* **What the task asks**
Exactly reproduce the entries, dropping any pictures from your copy.

* **Figure record listings**
···
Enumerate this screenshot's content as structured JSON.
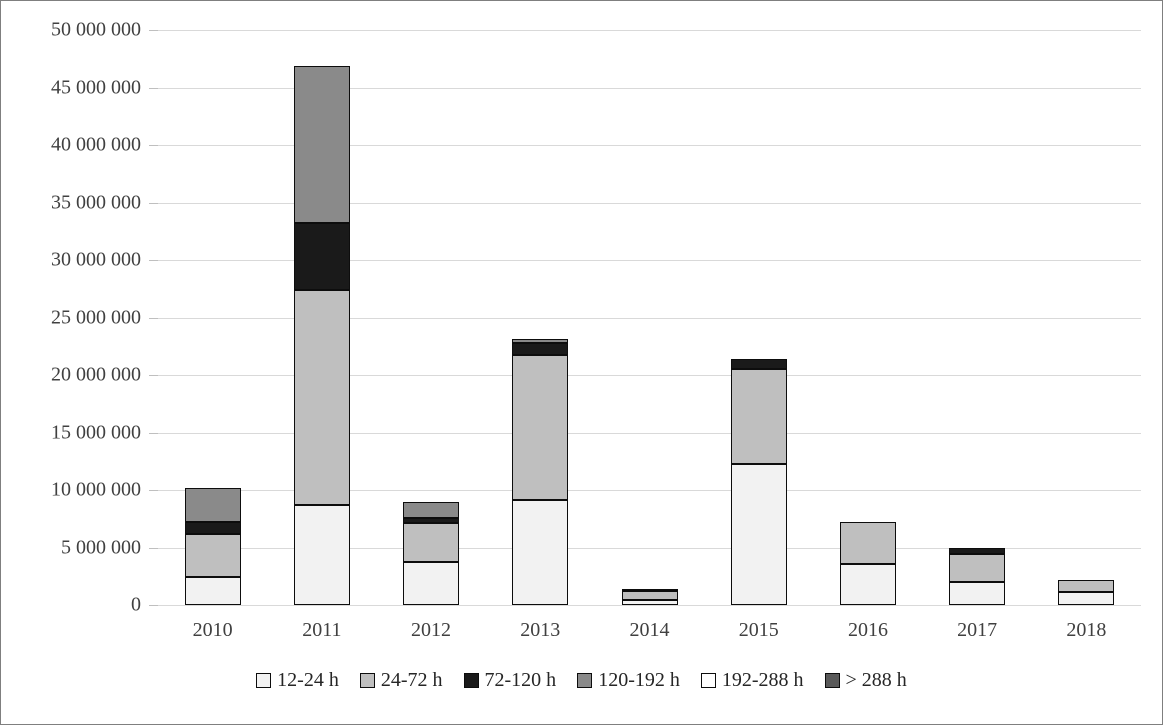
{
  "figure": {
    "background": "#ffffff",
    "border_color": "#7f7f7f",
    "gridline_color": "#d9d9d9",
    "axis_text_color": "#404040",
    "segment_outline_color": "#0d0d0d"
  },
  "chart_data": {
    "type": "bar",
    "stacked": true,
    "grid": true,
    "legend_position": "bottom",
    "title": "",
    "xlabel": "",
    "ylabel": "",
    "ylim": [
      0,
      50000000
    ],
    "ytick_step": 5000000,
    "ytick_labels": [
      "0",
      "5 000 000",
      "10 000 000",
      "15 000 000",
      "20 000 000",
      "25 000 000",
      "30 000 000",
      "35 000 000",
      "40 000 000",
      "45 000 000",
      "50 000 000"
    ],
    "categories": [
      "2010",
      "2011",
      "2012",
      "2013",
      "2014",
      "2015",
      "2016",
      "2017",
      "2018"
    ],
    "series": [
      {
        "name": "12-24 h",
        "color": "#f2f2f2",
        "values": [
          2400000,
          8700000,
          3700000,
          9100000,
          400000,
          12300000,
          3600000,
          2000000,
          1100000
        ]
      },
      {
        "name": "24-72 h",
        "color": "#bfbfbf",
        "values": [
          3800000,
          18700000,
          3400000,
          12600000,
          800000,
          8200000,
          3600000,
          2400000,
          1100000
        ]
      },
      {
        "name": "72-120 h",
        "color": "#1a1a1a",
        "values": [
          1000000,
          5800000,
          500000,
          1100000,
          200000,
          900000,
          0,
          550000,
          0
        ]
      },
      {
        "name": "120-192 h",
        "color": "#8a8a8a",
        "values": [
          3000000,
          13700000,
          1400000,
          300000,
          0,
          0,
          0,
          0,
          0
        ]
      },
      {
        "name": "192-288 h",
        "color": "#ffffff",
        "values": [
          0,
          0,
          0,
          0,
          0,
          0,
          0,
          0,
          0
        ]
      },
      {
        "name": "> 288 h",
        "color": "#595959",
        "values": [
          0,
          0,
          0,
          0,
          0,
          0,
          0,
          0,
          0
        ]
      }
    ],
    "totals": [
      10200000,
      46900000,
      9000000,
      23100000,
      1400000,
      21400000,
      7200000,
      4950000,
      2200000
    ]
  }
}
···
* **Answer to the problem**
Enumerate this screenshot's content as structured JSON.
{
  "figure": {
    "background": "#ffffff",
    "border_color": "#7f7f7f",
    "gridline_color": "#d9d9d9",
    "axis_text_color": "#404040",
    "segment_outline_color": "#0d0d0d"
  },
  "chart_data": {
    "type": "bar",
    "stacked": true,
    "grid": true,
    "legend_position": "bottom",
    "title": "",
    "xlabel": "",
    "ylabel": "",
    "ylim": [
      0,
      50000000
    ],
    "ytick_step": 5000000,
    "ytick_labels": [
      "0",
      "5 000 000",
      "10 000 000",
      "15 000 000",
      "20 000 000",
      "25 000 000",
      "30 000 000",
      "35 000 000",
      "40 000 000",
      "45 000 000",
      "50 000 000"
    ],
    "categories": [
      "2010",
      "2011",
      "2012",
      "2013",
      "2014",
      "2015",
      "2016",
      "2017",
      "2018"
    ],
    "series": [
      {
        "name": "12-24 h",
        "color": "#f2f2f2",
        "values": [
          2400000,
          8700000,
          3700000,
          9100000,
          400000,
          12300000,
          3600000,
          2000000,
          1100000
        ]
      },
      {
        "name": "24-72 h",
        "color": "#bfbfbf",
        "values": [
          3800000,
          18700000,
          3400000,
          12600000,
          800000,
          8200000,
          3600000,
          2400000,
          1100000
        ]
      },
      {
        "name": "72-120 h",
        "color": "#1a1a1a",
        "values": [
          1000000,
          5800000,
          500000,
          1100000,
          200000,
          900000,
          0,
          550000,
          0
        ]
      },
      {
        "name": "120-192 h",
        "color": "#8a8a8a",
        "values": [
          3000000,
          13700000,
          1400000,
          300000,
          0,
          0,
          0,
          0,
          0
        ]
      },
      {
        "name": "192-288 h",
        "color": "#ffffff",
        "values": [
          0,
          0,
          0,
          0,
          0,
          0,
          0,
          0,
          0
        ]
      },
      {
        "name": "> 288 h",
        "color": "#595959",
        "values": [
          0,
          0,
          0,
          0,
          0,
          0,
          0,
          0,
          0
        ]
      }
    ],
    "totals": [
      10200000,
      46900000,
      9000000,
      23100000,
      1400000,
      21400000,
      7200000,
      4950000,
      2200000
    ]
  }
}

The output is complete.